╭─ ENTRIES PROVIDED
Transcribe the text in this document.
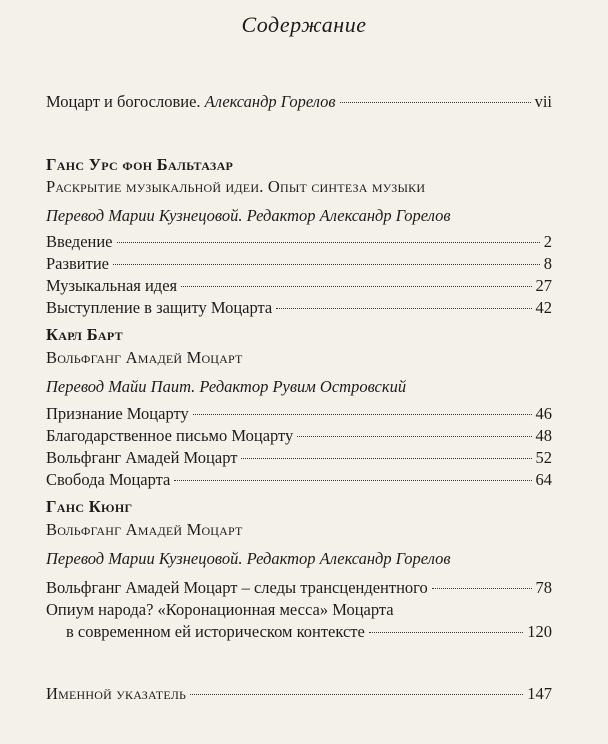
Содержание
Моцарт и богословие. Александр Горелов	vii
Ганс Урс фон Бальтазар
Раскрытие музыкальной идеи. Опыт синтеза музыки
Перевод Марии Кузнецовой. Редактор Александр Горелов
Введение	2
Развитие	8
Музыкальная идея	27
Выступление в защиту Моцарта	42
Карл Барт
Вольфганг Амадей Моцарт
Перевод Майи Паит. Редактор Рувим Островский
Признание Моцарту	46
Благодарственное письмо Моцарту	48
Вольфганг Амадей Моцарт	52
Свобода Моцарта	64
Ганс Кюнг
Вольфганг Амадей Моцарт
Перевод Марии Кузнецовой. Редактор Александр Горелов
Вольфганг Амадей Моцарт – следы трансцендентного	78
Опиум народа? «Коронационная месса» Моцарта
в современном ей историческом контексте	120
Именной указатель	147
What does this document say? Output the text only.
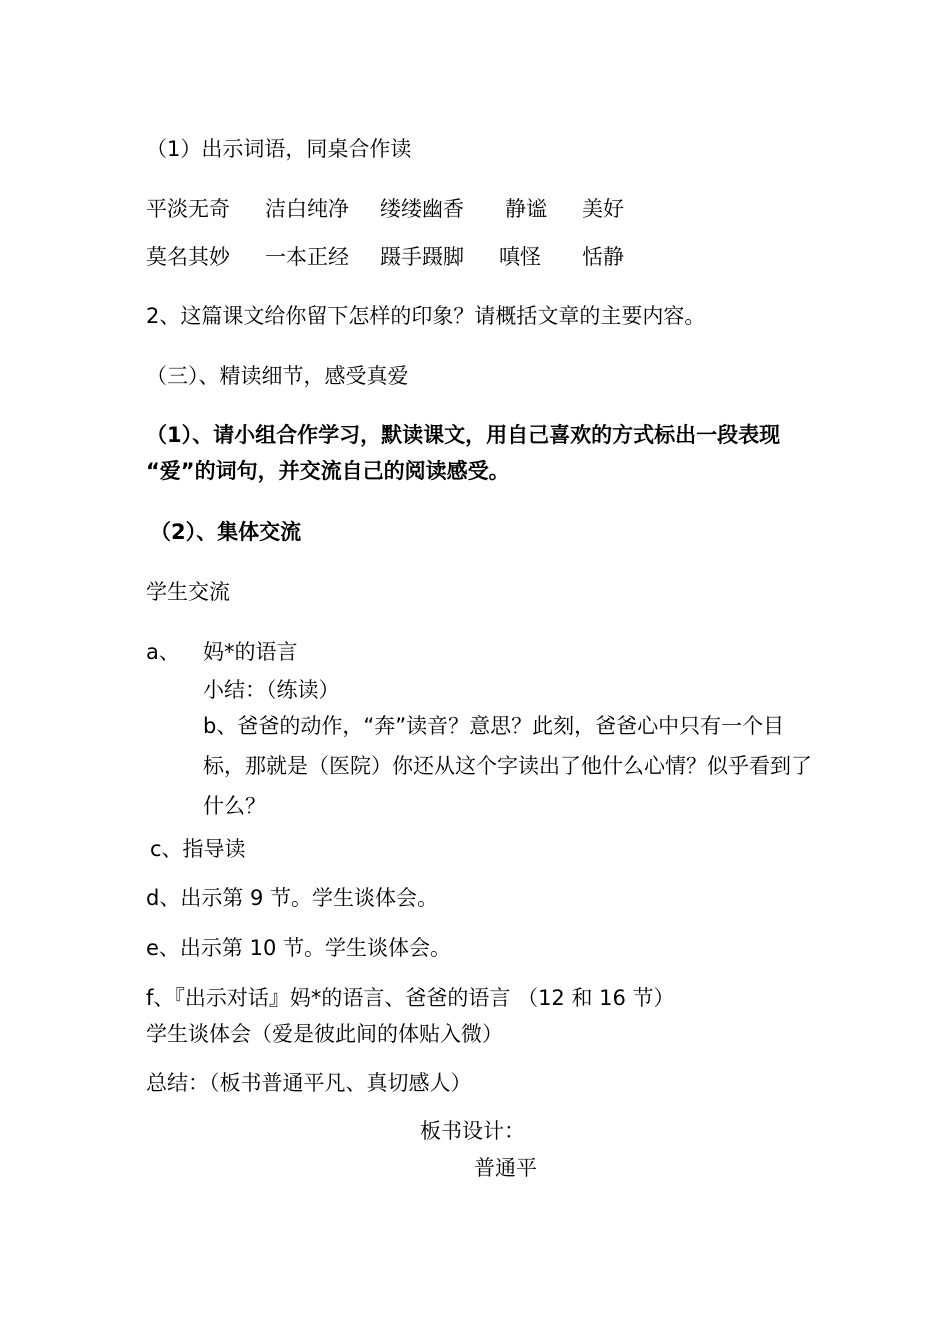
（1）出示词语，同桌合作读
平淡无奇 洁白纯净 缕缕幽香 静谧 美好
莫名其妙 一本正经 蹑手蹑脚 嗔怪 恬静
2、这篇课文给你留下怎样的印象？请概括文章的主要内容。
（三）、精读细节，感受真爱
（1）、请小组合作学习，默读课文，用自己喜欢的方式标出一段表现
“爱”的词句，并交流自己的阅读感受。
（2）、集体交流
学生交流
a、 妈*的语言
小结：（练读）
b、爸爸的动作，“奔”读音？意思？此刻，爸爸心中只有一个目标，那就是（医院）你还从这个字读出了他什么心情？似乎看到了什么？
c、指导读
d、出示第 9 节。学生谈体会。
e、出示第 10 节。学生谈体会。
f、『出示对话』妈*的语言、爸爸的语言 （12 和 16 节）
学生谈体会（爱是彼此间的体贴入微）
总结：（板书普通平凡、真切感人）
板书设计：
普通平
╰─
**EXERCISE TASK**
Give the number of lines above that hold the word "Моцарту", and nothing more.

**EXERCISE SOLUTION**
2